++++ Records supplied ++++
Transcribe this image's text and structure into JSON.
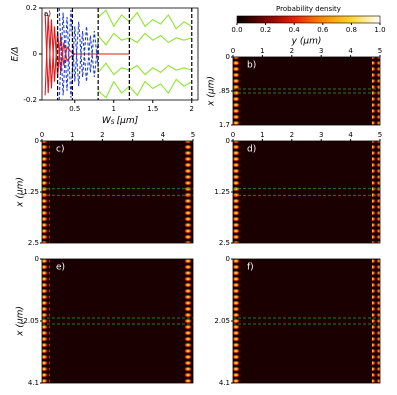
{
  "chart_data": [
    {
      "type": "line",
      "panel_label": "a)",
      "y_label": "E/Δ",
      "x_label": "W",
      "x_label_sub": "S",
      "x_label_unit": "[μm]",
      "xlim": [
        0.08,
        2.08
      ],
      "xticks": [
        0.5,
        1,
        1.5,
        2
      ],
      "ylim": [
        -0.2,
        0.2
      ],
      "yticks": [
        -0.2,
        0,
        0.2
      ],
      "vlines": [
        0.28,
        0.47,
        0.8,
        1.2,
        2.0
      ],
      "vline_color": "#000000",
      "series": [
        {
          "color": "#e31a1c",
          "style": "solid",
          "x": [
            0.12,
            0.16,
            0.2,
            0.24,
            0.28,
            0.32,
            0.36,
            0.4,
            0.45,
            0.5,
            0.6,
            0.8,
            1.0,
            1.2
          ],
          "values": [
            -0.18,
            0.17,
            -0.15,
            0.12,
            -0.1,
            0.08,
            -0.05,
            0.03,
            0.01,
            0.0,
            0.0,
            0.0,
            0.0,
            0.0
          ]
        },
        {
          "color": "#e31a1c",
          "style": "solid",
          "x": [
            0.12,
            0.16,
            0.2,
            0.24,
            0.28,
            0.32,
            0.36,
            0.4,
            0.45,
            0.5
          ],
          "values": [
            0.18,
            -0.17,
            0.15,
            -0.12,
            0.1,
            -0.08,
            0.05,
            -0.03,
            -0.01,
            0.0
          ]
        },
        {
          "color": "#1f3fd6",
          "style": "dashed",
          "x": [
            0.3,
            0.35,
            0.4,
            0.45,
            0.5,
            0.55,
            0.6,
            0.65,
            0.7,
            0.75,
            0.8
          ],
          "values": [
            0.2,
            -0.18,
            0.16,
            -0.19,
            0.12,
            -0.14,
            0.1,
            -0.12,
            0.08,
            -0.1,
            0.06
          ]
        },
        {
          "color": "#1f3fd6",
          "style": "dashed",
          "x": [
            0.3,
            0.35,
            0.4,
            0.45,
            0.5,
            0.55,
            0.6,
            0.65,
            0.7,
            0.75,
            0.8
          ],
          "values": [
            -0.2,
            0.18,
            -0.16,
            0.19,
            -0.12,
            0.14,
            -0.1,
            0.12,
            -0.08,
            0.1,
            -0.06
          ]
        },
        {
          "color": "#8ee62e",
          "style": "solid",
          "x": [
            0.8,
            0.9,
            1.0,
            1.1,
            1.2,
            1.3,
            1.4,
            1.5,
            1.6,
            1.7,
            1.8,
            1.9,
            2.0
          ],
          "values": [
            0.16,
            0.19,
            0.12,
            0.17,
            0.14,
            0.18,
            0.12,
            0.15,
            0.13,
            0.17,
            0.11,
            0.14,
            0.12
          ]
        },
        {
          "color": "#8ee62e",
          "style": "solid",
          "x": [
            0.8,
            0.9,
            1.0,
            1.1,
            1.2,
            1.3,
            1.4,
            1.5,
            1.6,
            1.7,
            1.8,
            1.9,
            2.0
          ],
          "values": [
            0.08,
            0.04,
            0.09,
            0.06,
            0.07,
            0.05,
            0.09,
            0.06,
            0.08,
            0.05,
            0.07,
            0.06,
            0.07
          ]
        },
        {
          "color": "#8ee62e",
          "style": "solid",
          "x": [
            0.8,
            0.9,
            1.0,
            1.1,
            1.2,
            1.3,
            1.4,
            1.5,
            1.6,
            1.7,
            1.8,
            1.9,
            2.0
          ],
          "values": [
            -0.08,
            -0.04,
            -0.09,
            -0.06,
            -0.07,
            -0.05,
            -0.09,
            -0.06,
            -0.08,
            -0.05,
            -0.07,
            -0.06,
            -0.07
          ]
        },
        {
          "color": "#8ee62e",
          "style": "solid",
          "x": [
            0.8,
            0.9,
            1.0,
            1.1,
            1.2,
            1.3,
            1.4,
            1.5,
            1.6,
            1.7,
            1.8,
            1.9,
            2.0
          ],
          "values": [
            -0.16,
            -0.19,
            -0.12,
            -0.17,
            -0.14,
            -0.18,
            -0.12,
            -0.15,
            -0.13,
            -0.17,
            -0.11,
            -0.14,
            -0.12
          ]
        }
      ]
    },
    {
      "type": "colorbar",
      "title": "Probability density",
      "colormap": "hot",
      "xlim": [
        0,
        1
      ],
      "xticks": [
        {
          "value": 0,
          "label": "0.0"
        },
        0.2,
        0.4,
        0.6,
        0.8,
        {
          "value": 1,
          "label": "1.0"
        }
      ]
    },
    {
      "type": "heatmap",
      "panel_label": "b)",
      "x_label": "y (μm)",
      "y_label": "x (μm)",
      "xlim": [
        0,
        5
      ],
      "xticks": [
        0,
        1,
        2,
        3,
        4,
        5
      ],
      "ylim": [
        0,
        1.7
      ],
      "yticks": [
        0,
        {
          "value": 0.85,
          "label": ".85"
        },
        1.7
      ],
      "hlines": [
        0.8,
        0.9
      ],
      "hline_color": "#2ca02c"
    },
    {
      "type": "heatmap",
      "panel_label": "c)",
      "y_label": "x (μm)",
      "xlim": [
        0,
        5
      ],
      "xticks": [
        0,
        1,
        2,
        3,
        4,
        5
      ],
      "ylim": [
        0,
        2.5
      ],
      "yticks": [
        0,
        1.25,
        2.5
      ],
      "hlines": [
        1.17,
        1.33
      ],
      "hline_color": "#2ca02c"
    },
    {
      "type": "heatmap",
      "panel_label": "d)",
      "xlim": [
        0,
        5
      ],
      "xticks": [
        0,
        1,
        2,
        3,
        4,
        5
      ],
      "ylim": [
        0,
        2.5
      ],
      "yticks": [
        0,
        1.25,
        2.5
      ],
      "hlines": [
        1.17,
        1.33
      ],
      "hline_color": "#2ca02c"
    },
    {
      "type": "heatmap",
      "panel_label": "e)",
      "y_label": "x (μm)",
      "ylim": [
        0,
        4.1
      ],
      "yticks": [
        0,
        2.05,
        4.1
      ],
      "hlines": [
        1.95,
        2.15
      ],
      "hline_color": "#2ca02c"
    },
    {
      "type": "heatmap",
      "panel_label": "f)",
      "ylim": [
        0,
        4.1
      ],
      "yticks": [
        0,
        2.05,
        4.1
      ],
      "hlines": [
        1.95,
        2.15
      ],
      "hline_color": "#2ca02c"
    }
  ]
}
++++
Directions
Reproduce the entries above exactly. Do not include the images.

Output for this exercise
Transcribe this image's text and structure into JSON.
{
  "chart_data": [
    {
      "type": "line",
      "panel_label": "a)",
      "y_label": "E/Δ",
      "x_label": "W",
      "x_label_sub": "S",
      "x_label_unit": "[μm]",
      "xlim": [
        0.08,
        2.08
      ],
      "xticks": [
        0.5,
        1,
        1.5,
        2
      ],
      "ylim": [
        -0.2,
        0.2
      ],
      "yticks": [
        -0.2,
        0,
        0.2
      ],
      "vlines": [
        0.28,
        0.47,
        0.8,
        1.2,
        2.0
      ],
      "vline_color": "#000000",
      "series": [
        {
          "color": "#e31a1c",
          "style": "solid",
          "x": [
            0.12,
            0.16,
            0.2,
            0.24,
            0.28,
            0.32,
            0.36,
            0.4,
            0.45,
            0.5,
            0.6,
            0.8,
            1.0,
            1.2
          ],
          "values": [
            -0.18,
            0.17,
            -0.15,
            0.12,
            -0.1,
            0.08,
            -0.05,
            0.03,
            0.01,
            0.0,
            0.0,
            0.0,
            0.0,
            0.0
          ]
        },
        {
          "color": "#e31a1c",
          "style": "solid",
          "x": [
            0.12,
            0.16,
            0.2,
            0.24,
            0.28,
            0.32,
            0.36,
            0.4,
            0.45,
            0.5
          ],
          "values": [
            0.18,
            -0.17,
            0.15,
            -0.12,
            0.1,
            -0.08,
            0.05,
            -0.03,
            -0.01,
            0.0
          ]
        },
        {
          "color": "#1f3fd6",
          "style": "dashed",
          "x": [
            0.3,
            0.35,
            0.4,
            0.45,
            0.5,
            0.55,
            0.6,
            0.65,
            0.7,
            0.75,
            0.8
          ],
          "values": [
            0.2,
            -0.18,
            0.16,
            -0.19,
            0.12,
            -0.14,
            0.1,
            -0.12,
            0.08,
            -0.1,
            0.06
          ]
        },
        {
          "color": "#1f3fd6",
          "style": "dashed",
          "x": [
            0.3,
            0.35,
            0.4,
            0.45,
            0.5,
            0.55,
            0.6,
            0.65,
            0.7,
            0.75,
            0.8
          ],
          "values": [
            -0.2,
            0.18,
            -0.16,
            0.19,
            -0.12,
            0.14,
            -0.1,
            0.12,
            -0.08,
            0.1,
            -0.06
          ]
        },
        {
          "color": "#8ee62e",
          "style": "solid",
          "x": [
            0.8,
            0.9,
            1.0,
            1.1,
            1.2,
            1.3,
            1.4,
            1.5,
            1.6,
            1.7,
            1.8,
            1.9,
            2.0
          ],
          "values": [
            0.16,
            0.19,
            0.12,
            0.17,
            0.14,
            0.18,
            0.12,
            0.15,
            0.13,
            0.17,
            0.11,
            0.14,
            0.12
          ]
        },
        {
          "color": "#8ee62e",
          "style": "solid",
          "x": [
            0.8,
            0.9,
            1.0,
            1.1,
            1.2,
            1.3,
            1.4,
            1.5,
            1.6,
            1.7,
            1.8,
            1.9,
            2.0
          ],
          "values": [
            0.08,
            0.04,
            0.09,
            0.06,
            0.07,
            0.05,
            0.09,
            0.06,
            0.08,
            0.05,
            0.07,
            0.06,
            0.07
          ]
        },
        {
          "color": "#8ee62e",
          "style": "solid",
          "x": [
            0.8,
            0.9,
            1.0,
            1.1,
            1.2,
            1.3,
            1.4,
            1.5,
            1.6,
            1.7,
            1.8,
            1.9,
            2.0
          ],
          "values": [
            -0.08,
            -0.04,
            -0.09,
            -0.06,
            -0.07,
            -0.05,
            -0.09,
            -0.06,
            -0.08,
            -0.05,
            -0.07,
            -0.06,
            -0.07
          ]
        },
        {
          "color": "#8ee62e",
          "style": "solid",
          "x": [
            0.8,
            0.9,
            1.0,
            1.1,
            1.2,
            1.3,
            1.4,
            1.5,
            1.6,
            1.7,
            1.8,
            1.9,
            2.0
          ],
          "values": [
            -0.16,
            -0.19,
            -0.12,
            -0.17,
            -0.14,
            -0.18,
            -0.12,
            -0.15,
            -0.13,
            -0.17,
            -0.11,
            -0.14,
            -0.12
          ]
        }
      ]
    },
    {
      "type": "colorbar",
      "title": "Probability density",
      "colormap": "hot",
      "xlim": [
        0,
        1
      ],
      "xticks": [
        {
          "value": 0,
          "label": "0.0"
        },
        0.2,
        0.4,
        0.6,
        0.8,
        {
          "value": 1,
          "label": "1.0"
        }
      ]
    },
    {
      "type": "heatmap",
      "panel_label": "b)",
      "x_label": "y (μm)",
      "y_label": "x (μm)",
      "xlim": [
        0,
        5
      ],
      "xticks": [
        0,
        1,
        2,
        3,
        4,
        5
      ],
      "ylim": [
        0,
        1.7
      ],
      "yticks": [
        0,
        {
          "value": 0.85,
          "label": ".85"
        },
        1.7
      ],
      "hlines": [
        0.8,
        0.9
      ],
      "hline_color": "#2ca02c"
    },
    {
      "type": "heatmap",
      "panel_label": "c)",
      "y_label": "x (μm)",
      "xlim": [
        0,
        5
      ],
      "xticks": [
        0,
        1,
        2,
        3,
        4,
        5
      ],
      "ylim": [
        0,
        2.5
      ],
      "yticks": [
        0,
        1.25,
        2.5
      ],
      "hlines": [
        1.17,
        1.33
      ],
      "hline_color": "#2ca02c"
    },
    {
      "type": "heatmap",
      "panel_label": "d)",
      "xlim": [
        0,
        5
      ],
      "xticks": [
        0,
        1,
        2,
        3,
        4,
        5
      ],
      "ylim": [
        0,
        2.5
      ],
      "yticks": [
        0,
        1.25,
        2.5
      ],
      "hlines": [
        1.17,
        1.33
      ],
      "hline_color": "#2ca02c"
    },
    {
      "type": "heatmap",
      "panel_label": "e)",
      "y_label": "x (μm)",
      "ylim": [
        0,
        4.1
      ],
      "yticks": [
        0,
        2.05,
        4.1
      ],
      "hlines": [
        1.95,
        2.15
      ],
      "hline_color": "#2ca02c"
    },
    {
      "type": "heatmap",
      "panel_label": "f)",
      "ylim": [
        0,
        4.1
      ],
      "yticks": [
        0,
        2.05,
        4.1
      ],
      "hlines": [
        1.95,
        2.15
      ],
      "hline_color": "#2ca02c"
    }
  ]
}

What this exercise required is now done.